Set problem – Can you write out all of the material below, word for word?

[begin Data section]

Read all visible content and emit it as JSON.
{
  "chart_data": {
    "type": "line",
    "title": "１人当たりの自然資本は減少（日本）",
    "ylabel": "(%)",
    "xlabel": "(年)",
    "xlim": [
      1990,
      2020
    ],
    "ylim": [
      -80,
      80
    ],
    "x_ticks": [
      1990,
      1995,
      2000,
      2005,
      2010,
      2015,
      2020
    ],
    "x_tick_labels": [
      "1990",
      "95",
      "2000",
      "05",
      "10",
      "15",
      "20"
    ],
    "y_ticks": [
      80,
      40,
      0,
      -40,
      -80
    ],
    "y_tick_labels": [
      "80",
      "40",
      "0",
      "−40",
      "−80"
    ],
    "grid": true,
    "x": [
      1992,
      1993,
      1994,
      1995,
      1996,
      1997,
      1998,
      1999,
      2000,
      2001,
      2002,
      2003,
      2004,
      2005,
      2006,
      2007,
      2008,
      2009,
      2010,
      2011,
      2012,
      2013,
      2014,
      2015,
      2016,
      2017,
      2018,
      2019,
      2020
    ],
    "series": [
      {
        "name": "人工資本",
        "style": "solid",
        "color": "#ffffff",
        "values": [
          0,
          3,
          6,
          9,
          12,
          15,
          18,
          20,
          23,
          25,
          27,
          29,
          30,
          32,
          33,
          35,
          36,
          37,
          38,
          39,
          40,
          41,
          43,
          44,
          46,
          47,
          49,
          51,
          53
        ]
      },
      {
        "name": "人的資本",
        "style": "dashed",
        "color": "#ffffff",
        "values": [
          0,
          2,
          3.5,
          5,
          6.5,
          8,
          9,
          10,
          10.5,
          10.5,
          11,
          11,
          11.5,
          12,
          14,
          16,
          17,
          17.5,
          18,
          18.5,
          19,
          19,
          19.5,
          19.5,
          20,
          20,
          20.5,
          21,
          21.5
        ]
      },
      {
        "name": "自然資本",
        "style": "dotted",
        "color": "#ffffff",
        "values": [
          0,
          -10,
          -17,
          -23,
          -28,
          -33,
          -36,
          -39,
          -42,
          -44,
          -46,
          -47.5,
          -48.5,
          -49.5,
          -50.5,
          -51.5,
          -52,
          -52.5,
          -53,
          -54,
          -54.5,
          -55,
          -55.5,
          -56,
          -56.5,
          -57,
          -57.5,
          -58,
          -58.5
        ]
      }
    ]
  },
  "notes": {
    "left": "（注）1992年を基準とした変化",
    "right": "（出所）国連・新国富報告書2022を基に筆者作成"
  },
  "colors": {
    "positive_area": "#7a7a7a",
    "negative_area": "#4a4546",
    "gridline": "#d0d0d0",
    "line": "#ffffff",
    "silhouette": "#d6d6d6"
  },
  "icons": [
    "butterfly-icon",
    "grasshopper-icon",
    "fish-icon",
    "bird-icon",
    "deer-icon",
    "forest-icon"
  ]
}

[end Data section]

Exercise output –
Read all visible content and emit it as JSON.
{
  "chart_data": {
    "type": "line",
    "title": "１人当たりの自然資本は減少（日本）",
    "ylabel": "(%)",
    "xlabel": "(年)",
    "xlim": [
      1990,
      2020
    ],
    "ylim": [
      -80,
      80
    ],
    "x_ticks": [
      1990,
      1995,
      2000,
      2005,
      2010,
      2015,
      2020
    ],
    "x_tick_labels": [
      "1990",
      "95",
      "2000",
      "05",
      "10",
      "15",
      "20"
    ],
    "y_ticks": [
      80,
      40,
      0,
      -40,
      -80
    ],
    "y_tick_labels": [
      "80",
      "40",
      "0",
      "−40",
      "−80"
    ],
    "grid": true,
    "x": [
      1992,
      1993,
      1994,
      1995,
      1996,
      1997,
      1998,
      1999,
      2000,
      2001,
      2002,
      2003,
      2004,
      2005,
      2006,
      2007,
      2008,
      2009,
      2010,
      2011,
      2012,
      2013,
      2014,
      2015,
      2016,
      2017,
      2018,
      2019,
      2020
    ],
    "series": [
      {
        "name": "人工資本",
        "style": "solid",
        "color": "#ffffff",
        "values": [
          0,
          3,
          6,
          9,
          12,
          15,
          18,
          20,
          23,
          25,
          27,
          29,
          30,
          32,
          33,
          35,
          36,
          37,
          38,
          39,
          40,
          41,
          43,
          44,
          46,
          47,
          49,
          51,
          53
        ]
      },
      {
        "name": "人的資本",
        "style": "dashed",
        "color": "#ffffff",
        "values": [
          0,
          2,
          3.5,
          5,
          6.5,
          8,
          9,
          10,
          10.5,
          10.5,
          11,
          11,
          11.5,
          12,
          14,
          16,
          17,
          17.5,
          18,
          18.5,
          19,
          19,
          19.5,
          19.5,
          20,
          20,
          20.5,
          21,
          21.5
        ]
      },
      {
        "name": "自然資本",
        "style": "dotted",
        "color": "#ffffff",
        "values": [
          0,
          -10,
          -17,
          -23,
          -28,
          -33,
          -36,
          -39,
          -42,
          -44,
          -46,
          -47.5,
          -48.5,
          -49.5,
          -50.5,
          -51.5,
          -52,
          -52.5,
          -53,
          -54,
          -54.5,
          -55,
          -55.5,
          -56,
          -56.5,
          -57,
          -57.5,
          -58,
          -58.5
        ]
      }
    ]
  },
  "notes": {
    "left": "（注）1992年を基準とした変化",
    "right": "（出所）国連・新国富報告書2022を基に筆者作成"
  },
  "colors": {
    "positive_area": "#7a7a7a",
    "negative_area": "#4a4546",
    "gridline": "#d0d0d0",
    "line": "#ffffff",
    "silhouette": "#d6d6d6"
  },
  "icons": [
    "butterfly-icon",
    "grasshopper-icon",
    "fish-icon",
    "bird-icon",
    "deer-icon",
    "forest-icon"
  ]
}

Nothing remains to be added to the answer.